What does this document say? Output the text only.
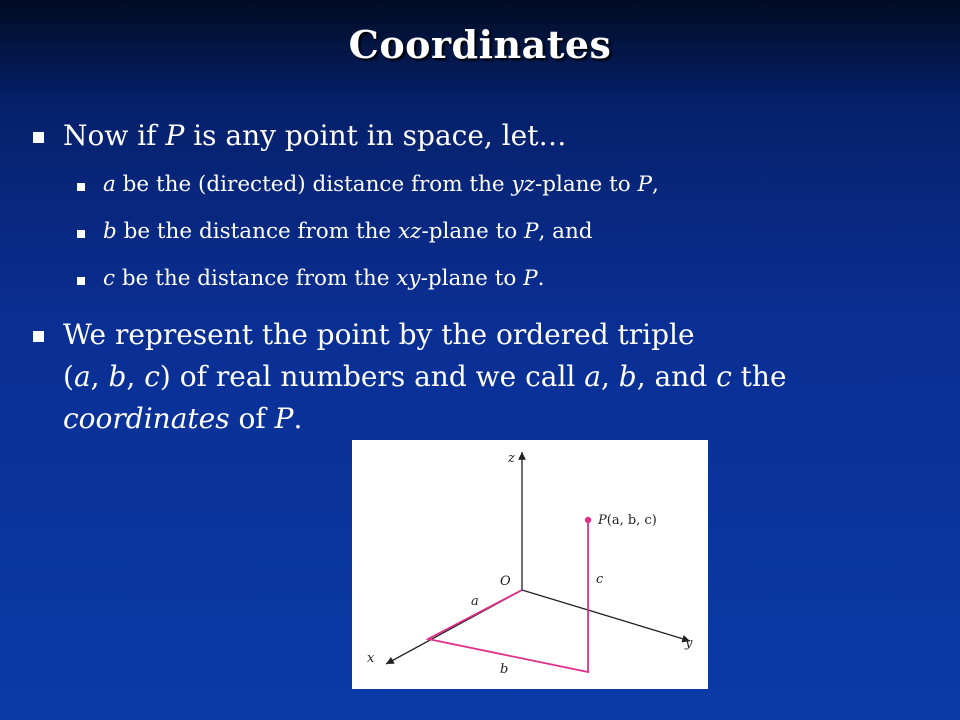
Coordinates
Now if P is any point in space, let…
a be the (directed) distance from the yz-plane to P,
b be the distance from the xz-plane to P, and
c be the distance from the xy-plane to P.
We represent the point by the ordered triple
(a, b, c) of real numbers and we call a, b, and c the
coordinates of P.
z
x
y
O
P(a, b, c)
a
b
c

━━━━

Without the pictures, return all the records precisely as they stand.

What does this document say? Output the text only.
Coordinates
Now if P is any point in space, let…
a be the (directed) distance from the yz-plane to P,
b be the distance from the xz-plane to P, and
c be the distance from the xy-plane to P.
We represent the point by the ordered triple
(a, b, c) of real numbers and we call a, b, and c the
coordinates of P.
z
x
y
O
P(a, b, c)
a
b
c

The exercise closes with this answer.